What is asked >> Quote all of the entries word for word.

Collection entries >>
_ _ _ _
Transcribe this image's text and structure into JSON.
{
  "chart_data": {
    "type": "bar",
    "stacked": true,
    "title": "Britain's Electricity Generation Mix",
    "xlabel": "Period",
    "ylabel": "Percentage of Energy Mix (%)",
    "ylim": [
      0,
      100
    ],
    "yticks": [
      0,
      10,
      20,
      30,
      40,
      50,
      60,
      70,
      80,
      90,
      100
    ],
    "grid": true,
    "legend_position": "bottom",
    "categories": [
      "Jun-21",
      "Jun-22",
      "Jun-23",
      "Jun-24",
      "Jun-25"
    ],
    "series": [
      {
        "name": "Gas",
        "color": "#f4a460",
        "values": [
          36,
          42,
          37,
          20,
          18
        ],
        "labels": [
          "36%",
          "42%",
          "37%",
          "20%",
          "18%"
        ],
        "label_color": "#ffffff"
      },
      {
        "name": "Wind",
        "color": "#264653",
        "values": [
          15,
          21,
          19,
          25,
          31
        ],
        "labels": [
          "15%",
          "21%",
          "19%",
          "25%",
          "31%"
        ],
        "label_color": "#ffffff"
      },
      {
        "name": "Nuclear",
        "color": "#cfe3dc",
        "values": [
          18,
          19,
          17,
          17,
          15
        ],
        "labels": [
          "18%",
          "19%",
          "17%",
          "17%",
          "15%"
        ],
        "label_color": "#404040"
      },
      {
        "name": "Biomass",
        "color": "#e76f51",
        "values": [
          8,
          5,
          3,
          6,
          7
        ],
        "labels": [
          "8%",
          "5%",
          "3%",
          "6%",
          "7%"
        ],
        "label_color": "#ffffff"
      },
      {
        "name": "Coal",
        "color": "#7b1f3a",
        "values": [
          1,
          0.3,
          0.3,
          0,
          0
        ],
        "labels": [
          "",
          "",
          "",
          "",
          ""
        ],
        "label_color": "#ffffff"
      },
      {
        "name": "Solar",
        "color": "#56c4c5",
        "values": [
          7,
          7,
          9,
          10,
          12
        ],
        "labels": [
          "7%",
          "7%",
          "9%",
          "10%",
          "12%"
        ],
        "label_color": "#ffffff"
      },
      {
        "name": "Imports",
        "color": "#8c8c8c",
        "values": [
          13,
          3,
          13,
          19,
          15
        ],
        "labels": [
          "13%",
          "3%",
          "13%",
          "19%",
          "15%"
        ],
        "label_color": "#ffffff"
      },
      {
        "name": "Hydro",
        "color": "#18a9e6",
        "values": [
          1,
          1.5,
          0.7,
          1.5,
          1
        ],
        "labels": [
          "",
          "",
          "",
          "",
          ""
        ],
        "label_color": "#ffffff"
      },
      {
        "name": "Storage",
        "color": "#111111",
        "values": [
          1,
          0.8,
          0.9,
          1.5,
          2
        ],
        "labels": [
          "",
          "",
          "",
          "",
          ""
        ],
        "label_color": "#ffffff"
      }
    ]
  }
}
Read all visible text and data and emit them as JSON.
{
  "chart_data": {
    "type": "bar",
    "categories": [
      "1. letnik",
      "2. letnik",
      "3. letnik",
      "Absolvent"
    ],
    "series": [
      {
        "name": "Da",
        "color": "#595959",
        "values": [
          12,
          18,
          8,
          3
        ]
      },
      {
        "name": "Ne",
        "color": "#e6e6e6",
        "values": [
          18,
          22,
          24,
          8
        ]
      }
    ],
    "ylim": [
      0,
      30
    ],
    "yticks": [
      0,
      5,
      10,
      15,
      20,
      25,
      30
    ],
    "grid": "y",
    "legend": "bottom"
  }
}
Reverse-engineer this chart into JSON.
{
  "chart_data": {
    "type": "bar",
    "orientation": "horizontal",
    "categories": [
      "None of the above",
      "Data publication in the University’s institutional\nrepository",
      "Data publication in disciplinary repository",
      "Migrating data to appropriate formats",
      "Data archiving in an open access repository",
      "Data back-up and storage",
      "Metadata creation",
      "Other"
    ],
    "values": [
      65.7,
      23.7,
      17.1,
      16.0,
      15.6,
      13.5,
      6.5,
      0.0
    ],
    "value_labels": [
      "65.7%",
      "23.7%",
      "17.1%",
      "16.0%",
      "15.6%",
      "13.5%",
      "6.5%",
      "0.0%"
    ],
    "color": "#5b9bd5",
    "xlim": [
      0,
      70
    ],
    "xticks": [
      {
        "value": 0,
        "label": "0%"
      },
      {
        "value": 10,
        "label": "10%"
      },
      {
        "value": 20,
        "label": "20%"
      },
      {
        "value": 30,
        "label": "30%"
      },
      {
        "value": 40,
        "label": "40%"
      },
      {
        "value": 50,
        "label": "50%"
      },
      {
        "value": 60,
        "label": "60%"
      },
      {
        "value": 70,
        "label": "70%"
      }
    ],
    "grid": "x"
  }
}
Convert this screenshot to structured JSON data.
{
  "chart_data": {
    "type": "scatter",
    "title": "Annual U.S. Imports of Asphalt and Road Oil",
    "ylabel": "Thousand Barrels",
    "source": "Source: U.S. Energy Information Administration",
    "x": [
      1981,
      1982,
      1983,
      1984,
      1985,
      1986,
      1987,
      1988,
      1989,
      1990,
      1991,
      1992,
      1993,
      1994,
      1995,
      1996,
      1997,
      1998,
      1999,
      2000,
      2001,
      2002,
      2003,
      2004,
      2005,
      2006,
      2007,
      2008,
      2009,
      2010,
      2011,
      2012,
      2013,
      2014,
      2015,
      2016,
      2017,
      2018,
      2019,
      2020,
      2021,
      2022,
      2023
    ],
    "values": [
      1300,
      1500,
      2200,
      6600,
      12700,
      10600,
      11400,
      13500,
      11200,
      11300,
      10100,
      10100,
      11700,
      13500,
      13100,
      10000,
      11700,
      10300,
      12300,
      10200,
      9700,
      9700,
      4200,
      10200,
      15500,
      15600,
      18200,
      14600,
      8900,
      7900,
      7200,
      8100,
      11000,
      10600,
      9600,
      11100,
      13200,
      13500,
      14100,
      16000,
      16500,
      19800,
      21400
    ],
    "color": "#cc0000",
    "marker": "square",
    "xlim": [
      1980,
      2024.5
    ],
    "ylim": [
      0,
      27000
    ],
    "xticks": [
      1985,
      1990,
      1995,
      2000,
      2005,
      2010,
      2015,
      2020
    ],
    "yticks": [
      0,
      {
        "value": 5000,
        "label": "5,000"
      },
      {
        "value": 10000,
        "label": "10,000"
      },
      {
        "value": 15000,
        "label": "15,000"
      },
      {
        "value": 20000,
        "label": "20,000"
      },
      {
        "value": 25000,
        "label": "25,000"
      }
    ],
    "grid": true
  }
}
_ _ _ _
Problem solution >>
Transcribe this image's text and structure into JSON.
{
  "chart_data": {
    "type": "bar",
    "stacked": true,
    "title": "Britain's Electricity Generation Mix",
    "xlabel": "Period",
    "ylabel": "Percentage of Energy Mix (%)",
    "ylim": [
      0,
      100
    ],
    "yticks": [
      0,
      10,
      20,
      30,
      40,
      50,
      60,
      70,
      80,
      90,
      100
    ],
    "grid": true,
    "legend_position": "bottom",
    "categories": [
      "Jun-21",
      "Jun-22",
      "Jun-23",
      "Jun-24",
      "Jun-25"
    ],
    "series": [
      {
        "name": "Gas",
        "color": "#f4a460",
        "values": [
          36,
          42,
          37,
          20,
          18
        ],
        "labels": [
          "36%",
          "42%",
          "37%",
          "20%",
          "18%"
        ],
        "label_color": "#ffffff"
      },
      {
        "name": "Wind",
        "color": "#264653",
        "values": [
          15,
          21,
          19,
          25,
          31
        ],
        "labels": [
          "15%",
          "21%",
          "19%",
          "25%",
          "31%"
        ],
        "label_color": "#ffffff"
      },
      {
        "name": "Nuclear",
        "color": "#cfe3dc",
        "values": [
          18,
          19,
          17,
          17,
          15
        ],
        "labels": [
          "18%",
          "19%",
          "17%",
          "17%",
          "15%"
        ],
        "label_color": "#404040"
      },
      {
        "name": "Biomass",
        "color": "#e76f51",
        "values": [
          8,
          5,
          3,
          6,
          7
        ],
        "labels": [
          "8%",
          "5%",
          "3%",
          "6%",
          "7%"
        ],
        "label_color": "#ffffff"
      },
      {
        "name": "Coal",
        "color": "#7b1f3a",
        "values": [
          1,
          0.3,
          0.3,
          0,
          0
        ],
        "labels": [
          "",
          "",
          "",
          "",
          ""
        ],
        "label_color": "#ffffff"
      },
      {
        "name": "Solar",
        "color": "#56c4c5",
        "values": [
          7,
          7,
          9,
          10,
          12
        ],
        "labels": [
          "7%",
          "7%",
          "9%",
          "10%",
          "12%"
        ],
        "label_color": "#ffffff"
      },
      {
        "name": "Imports",
        "color": "#8c8c8c",
        "values": [
          13,
          3,
          13,
          19,
          15
        ],
        "labels": [
          "13%",
          "3%",
          "13%",
          "19%",
          "15%"
        ],
        "label_color": "#ffffff"
      },
      {
        "name": "Hydro",
        "color": "#18a9e6",
        "values": [
          1,
          1.5,
          0.7,
          1.5,
          1
        ],
        "labels": [
          "",
          "",
          "",
          "",
          ""
        ],
        "label_color": "#ffffff"
      },
      {
        "name": "Storage",
        "color": "#111111",
        "values": [
          1,
          0.8,
          0.9,
          1.5,
          2
        ],
        "labels": [
          "",
          "",
          "",
          "",
          ""
        ],
        "label_color": "#ffffff"
      }
    ]
  }
}
Read all visible text and data and emit them as JSON.
{
  "chart_data": {
    "type": "bar",
    "categories": [
      "1. letnik",
      "2. letnik",
      "3. letnik",
      "Absolvent"
    ],
    "series": [
      {
        "name": "Da",
        "color": "#595959",
        "values": [
          12,
          18,
          8,
          3
        ]
      },
      {
        "name": "Ne",
        "color": "#e6e6e6",
        "values": [
          18,
          22,
          24,
          8
        ]
      }
    ],
    "ylim": [
      0,
      30
    ],
    "yticks": [
      0,
      5,
      10,
      15,
      20,
      25,
      30
    ],
    "grid": "y",
    "legend": "bottom"
  }
}
Reverse-engineer this chart into JSON.
{
  "chart_data": {
    "type": "bar",
    "orientation": "horizontal",
    "categories": [
      "None of the above",
      "Data publication in the University’s institutional\nrepository",
      "Data publication in disciplinary repository",
      "Migrating data to appropriate formats",
      "Data archiving in an open access repository",
      "Data back-up and storage",
      "Metadata creation",
      "Other"
    ],
    "values": [
      65.7,
      23.7,
      17.1,
      16.0,
      15.6,
      13.5,
      6.5,
      0.0
    ],
    "value_labels": [
      "65.7%",
      "23.7%",
      "17.1%",
      "16.0%",
      "15.6%",
      "13.5%",
      "6.5%",
      "0.0%"
    ],
    "color": "#5b9bd5",
    "xlim": [
      0,
      70
    ],
    "xticks": [
      {
        "value": 0,
        "label": "0%"
      },
      {
        "value": 10,
        "label": "10%"
      },
      {
        "value": 20,
        "label": "20%"
      },
      {
        "value": 30,
        "label": "30%"
      },
      {
        "value": 40,
        "label": "40%"
      },
      {
        "value": 50,
        "label": "50%"
      },
      {
        "value": 60,
        "label": "60%"
      },
      {
        "value": 70,
        "label": "70%"
      }
    ],
    "grid": "x"
  }
}
Convert this screenshot to structured JSON data.
{
  "chart_data": {
    "type": "scatter",
    "title": "Annual U.S. Imports of Asphalt and Road Oil",
    "ylabel": "Thousand Barrels",
    "source": "Source: U.S. Energy Information Administration",
    "x": [
      1981,
      1982,
      1983,
      1984,
      1985,
      1986,
      1987,
      1988,
      1989,
      1990,
      1991,
      1992,
      1993,
      1994,
      1995,
      1996,
      1997,
      1998,
      1999,
      2000,
      2001,
      2002,
      2003,
      2004,
      2005,
      2006,
      2007,
      2008,
      2009,
      2010,
      2011,
      2012,
      2013,
      2014,
      2015,
      2016,
      2017,
      2018,
      2019,
      2020,
      2021,
      2022,
      2023
    ],
    "values": [
      1300,
      1500,
      2200,
      6600,
      12700,
      10600,
      11400,
      13500,
      11200,
      11300,
      10100,
      10100,
      11700,
      13500,
      13100,
      10000,
      11700,
      10300,
      12300,
      10200,
      9700,
      9700,
      4200,
      10200,
      15500,
      15600,
      18200,
      14600,
      8900,
      7900,
      7200,
      8100,
      11000,
      10600,
      9600,
      11100,
      13200,
      13500,
      14100,
      16000,
      16500,
      19800,
      21400
    ],
    "color": "#cc0000",
    "marker": "square",
    "xlim": [
      1980,
      2024.5
    ],
    "ylim": [
      0,
      27000
    ],
    "xticks": [
      1985,
      1990,
      1995,
      2000,
      2005,
      2010,
      2015,
      2020
    ],
    "yticks": [
      0,
      {
        "value": 5000,
        "label": "5,000"
      },
      {
        "value": 10000,
        "label": "10,000"
      },
      {
        "value": 15000,
        "label": "15,000"
      },
      {
        "value": 20000,
        "label": "20,000"
      },
      {
        "value": 25000,
        "label": "25,000"
      }
    ],
    "grid": true
  }
}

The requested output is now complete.